- [AIM OF THE EXERCISE] Quote all entries in full, exactly.

_ _ _ _ _ _ _

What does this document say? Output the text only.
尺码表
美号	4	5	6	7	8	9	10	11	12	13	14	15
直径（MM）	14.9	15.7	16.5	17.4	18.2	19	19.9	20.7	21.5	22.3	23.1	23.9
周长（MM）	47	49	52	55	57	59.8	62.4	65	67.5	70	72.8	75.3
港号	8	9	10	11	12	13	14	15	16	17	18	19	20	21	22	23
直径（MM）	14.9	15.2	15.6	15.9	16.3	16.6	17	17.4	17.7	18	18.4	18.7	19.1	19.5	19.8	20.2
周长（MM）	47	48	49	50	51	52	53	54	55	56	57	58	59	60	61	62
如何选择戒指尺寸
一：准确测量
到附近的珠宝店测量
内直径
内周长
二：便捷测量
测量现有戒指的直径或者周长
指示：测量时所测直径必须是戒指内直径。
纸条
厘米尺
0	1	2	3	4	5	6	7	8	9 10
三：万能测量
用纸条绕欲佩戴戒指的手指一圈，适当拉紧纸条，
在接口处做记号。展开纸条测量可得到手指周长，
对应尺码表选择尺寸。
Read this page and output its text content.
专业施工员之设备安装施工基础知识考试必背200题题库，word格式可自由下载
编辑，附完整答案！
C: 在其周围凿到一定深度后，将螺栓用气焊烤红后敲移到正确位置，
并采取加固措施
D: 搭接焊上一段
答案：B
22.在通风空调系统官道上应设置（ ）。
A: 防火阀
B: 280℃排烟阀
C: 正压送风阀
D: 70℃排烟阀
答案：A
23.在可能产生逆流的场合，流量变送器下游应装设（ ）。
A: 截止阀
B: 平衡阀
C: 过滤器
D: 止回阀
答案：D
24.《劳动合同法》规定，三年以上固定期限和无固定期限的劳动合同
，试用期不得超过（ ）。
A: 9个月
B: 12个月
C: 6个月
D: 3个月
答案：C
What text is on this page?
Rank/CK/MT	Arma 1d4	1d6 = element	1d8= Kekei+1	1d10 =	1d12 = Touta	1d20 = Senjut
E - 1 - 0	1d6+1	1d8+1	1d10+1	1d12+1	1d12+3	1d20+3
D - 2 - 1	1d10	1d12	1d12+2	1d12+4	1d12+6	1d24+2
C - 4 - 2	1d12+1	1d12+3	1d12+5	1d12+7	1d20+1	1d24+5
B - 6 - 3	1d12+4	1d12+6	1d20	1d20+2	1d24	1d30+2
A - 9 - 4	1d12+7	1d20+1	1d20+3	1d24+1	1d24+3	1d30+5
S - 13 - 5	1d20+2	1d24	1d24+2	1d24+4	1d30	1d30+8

_ _ _ _ _ _ _

- [FINISHED ANSWER]
What does this document say? Output the text only.
尺码表
美号	4	5	6	7	8	9	10	11	12	13	14	15
直径（MM）	14.9	15.7	16.5	17.4	18.2	19	19.9	20.7	21.5	22.3	23.1	23.9
周长（MM）	47	49	52	55	57	59.8	62.4	65	67.5	70	72.8	75.3
港号	8	9	10	11	12	13	14	15	16	17	18	19	20	21	22	23
直径（MM）	14.9	15.2	15.6	15.9	16.3	16.6	17	17.4	17.7	18	18.4	18.7	19.1	19.5	19.8	20.2
周长（MM）	47	48	49	50	51	52	53	54	55	56	57	58	59	60	61	62
如何选择戒指尺寸
一：准确测量
到附近的珠宝店测量
内直径
内周长
二：便捷测量
测量现有戒指的直径或者周长
指示：测量时所测直径必须是戒指内直径。
纸条
厘米尺
0	1	2	3	4	5	6	7	8	9 10
三：万能测量
用纸条绕欲佩戴戒指的手指一圈，适当拉紧纸条，
在接口处做记号。展开纸条测量可得到手指周长，
对应尺码表选择尺寸。
Read this page and output its text content.
专业施工员之设备安装施工基础知识考试必背200题题库，word格式可自由下载
编辑，附完整答案！
C: 在其周围凿到一定深度后，将螺栓用气焊烤红后敲移到正确位置，
并采取加固措施
D: 搭接焊上一段
答案：B
22.在通风空调系统官道上应设置（ ）。
A: 防火阀
B: 280℃排烟阀
C: 正压送风阀
D: 70℃排烟阀
答案：A
23.在可能产生逆流的场合，流量变送器下游应装设（ ）。
A: 截止阀
B: 平衡阀
C: 过滤器
D: 止回阀
答案：D
24.《劳动合同法》规定，三年以上固定期限和无固定期限的劳动合同
，试用期不得超过（ ）。
A: 9个月
B: 12个月
C: 6个月
D: 3个月
答案：C
What text is on this page?
Rank/CK/MT	Arma 1d4	1d6 = element	1d8= Kekei+1	1d10 =	1d12 = Touta	1d20 = Senjut
E - 1 - 0	1d6+1	1d8+1	1d10+1	1d12+1	1d12+3	1d20+3
D - 2 - 1	1d10	1d12	1d12+2	1d12+4	1d12+6	1d24+2
C - 4 - 2	1d12+1	1d12+3	1d12+5	1d12+7	1d20+1	1d24+5
B - 6 - 3	1d12+4	1d12+6	1d20	1d20+2	1d24	1d30+2
A - 9 - 4	1d12+7	1d20+1	1d20+3	1d24+1	1d24+3	1d30+5
S - 13 - 5	1d20+2	1d24	1d24+2	1d24+4	1d30	1d30+8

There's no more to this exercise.